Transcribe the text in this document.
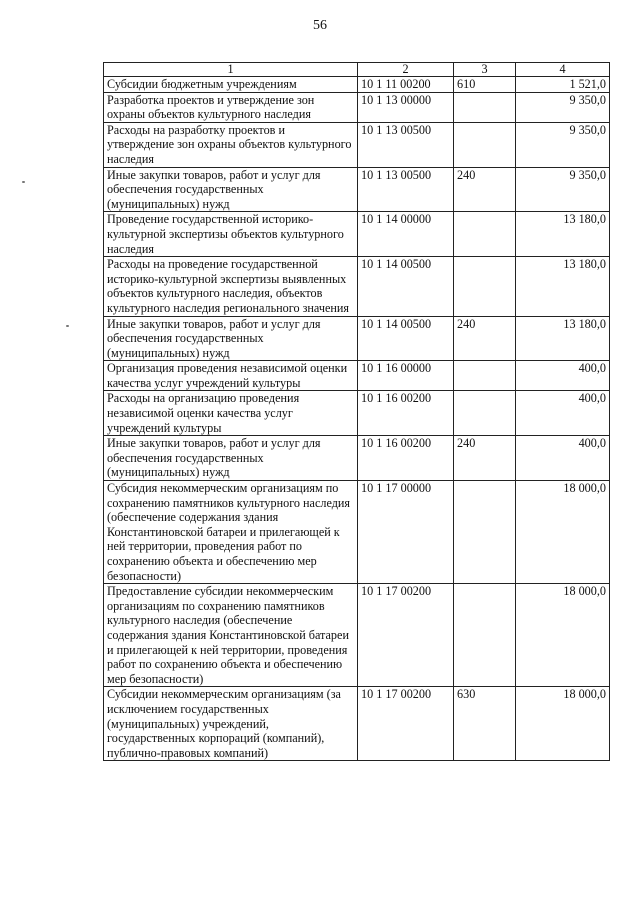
56
1	2	3	4
Субсидии бюджетным учреждениям	10 1 11 00200	610	1 521,0
Разработка проектов и утверждение зон охраны объектов культурного наследия	10 1 13 00000		9 350,0
Расходы на разработку проектов и утверждение зон охраны объектов культурного наследия	10 1 13 00500		9 350,0
Иные закупки товаров, работ и услуг для обеспечения государственных (муниципальных) нужд	10 1 13 00500	240	9 350,0
Проведение государственной историко-культурной экспертизы объектов культурного наследия	10 1 14 00000		13 180,0
Расходы на проведение государственной историко-культурной экспертизы выявленных объектов культурного наследия, объектов культурного наследия регионального значения	10 1 14 00500		13 180,0
Иные закупки товаров, работ и услуг для обеспечения государственных (муниципальных) нужд	10 1 14 00500	240	13 180,0
Организация проведения независимой оценки качества услуг учреждений культуры	10 1 16 00000		400,0
Расходы на организацию проведения независимой оценки качества услуг учреждений культуры	10 1 16 00200		400,0
Иные закупки товаров, работ и услуг для обеспечения государственных (муниципальных) нужд	10 1 16 00200	240	400,0
Субсидия некоммерческим организациям по сохранению памятников культурного наследия (обеспечение содержания здания Константиновской батареи и прилегающей к ней территории, проведения работ по сохранению объекта и обеспечению мер безопасности)	10 1 17 00000		18 000,0
Предоставление субсидии некоммерческим организациям по сохранению памятников культурного наследия (обеспечение содержания здания Константиновской батареи и прилегающей к ней территории, проведения работ по сохранению объекта и обеспечению мер безопасности)	10 1 17 00200		18 000,0
Субсидии некоммерческим организациям (за исключением государственных (муниципальных) учреждений, государственных корпораций (компаний), публично-правовых компаний)	10 1 17 00200	630	18 000,0
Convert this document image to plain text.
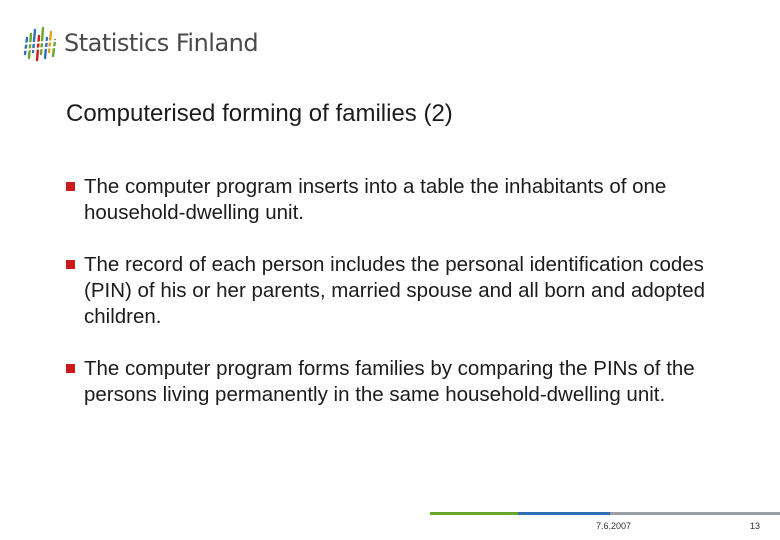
Statistics Finland
Computerised forming of families (2)
The computer program inserts into a table the inhabitants of one household-dwelling unit.
The record of each person includes the personal identification codes (PIN) of his or her parents, married spouse and all born and adopted children.
The computer program forms families by comparing the PINs of the persons living permanently in the same household-dwelling unit.
7.6.2007	13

★ ★ ★ ★ ★ ★ ★

(Exercise task): In the records above, collect each line with "this".

(Task answer):
Transcribe the text in this document.
Convert this document image to plain text.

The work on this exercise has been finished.